What you are asked to do
Your task is to filter the data below down to the lines holding "density".

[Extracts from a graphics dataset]
* Start *

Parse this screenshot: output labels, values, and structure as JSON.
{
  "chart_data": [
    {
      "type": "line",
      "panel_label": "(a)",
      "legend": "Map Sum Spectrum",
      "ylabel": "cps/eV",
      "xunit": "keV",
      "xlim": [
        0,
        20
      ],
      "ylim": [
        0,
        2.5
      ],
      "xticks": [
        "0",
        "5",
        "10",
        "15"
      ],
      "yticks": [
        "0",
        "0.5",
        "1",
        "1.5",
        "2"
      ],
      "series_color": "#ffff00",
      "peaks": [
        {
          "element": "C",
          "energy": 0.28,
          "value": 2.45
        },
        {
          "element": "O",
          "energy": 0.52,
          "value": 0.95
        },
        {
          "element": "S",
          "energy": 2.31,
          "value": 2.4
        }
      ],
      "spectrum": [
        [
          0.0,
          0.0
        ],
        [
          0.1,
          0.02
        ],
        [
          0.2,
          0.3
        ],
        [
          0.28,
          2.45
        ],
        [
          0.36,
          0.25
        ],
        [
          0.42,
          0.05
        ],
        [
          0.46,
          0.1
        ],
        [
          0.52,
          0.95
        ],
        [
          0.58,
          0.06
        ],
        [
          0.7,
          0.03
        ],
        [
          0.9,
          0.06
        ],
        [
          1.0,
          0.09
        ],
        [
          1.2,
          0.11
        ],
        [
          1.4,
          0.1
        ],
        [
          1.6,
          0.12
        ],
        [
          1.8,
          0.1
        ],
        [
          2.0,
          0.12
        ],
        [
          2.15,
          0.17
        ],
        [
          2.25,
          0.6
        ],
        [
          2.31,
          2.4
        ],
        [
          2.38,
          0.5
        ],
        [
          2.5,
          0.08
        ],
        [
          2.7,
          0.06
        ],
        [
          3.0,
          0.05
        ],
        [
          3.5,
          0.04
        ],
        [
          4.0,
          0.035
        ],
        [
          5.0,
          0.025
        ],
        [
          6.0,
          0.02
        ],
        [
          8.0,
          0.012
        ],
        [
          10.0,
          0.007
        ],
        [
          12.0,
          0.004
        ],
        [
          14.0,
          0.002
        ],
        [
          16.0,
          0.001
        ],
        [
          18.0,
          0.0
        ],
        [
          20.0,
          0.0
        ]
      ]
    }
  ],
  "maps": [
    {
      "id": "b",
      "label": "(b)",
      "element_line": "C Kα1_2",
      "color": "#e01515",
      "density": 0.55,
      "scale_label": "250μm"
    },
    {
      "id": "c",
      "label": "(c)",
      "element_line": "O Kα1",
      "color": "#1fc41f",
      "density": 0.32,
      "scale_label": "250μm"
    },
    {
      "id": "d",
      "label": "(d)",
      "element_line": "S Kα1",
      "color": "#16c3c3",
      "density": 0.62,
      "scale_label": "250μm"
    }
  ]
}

* End *

Written solution
      "density": 0.55,
      "density": 0.32,
      "density": 0.62,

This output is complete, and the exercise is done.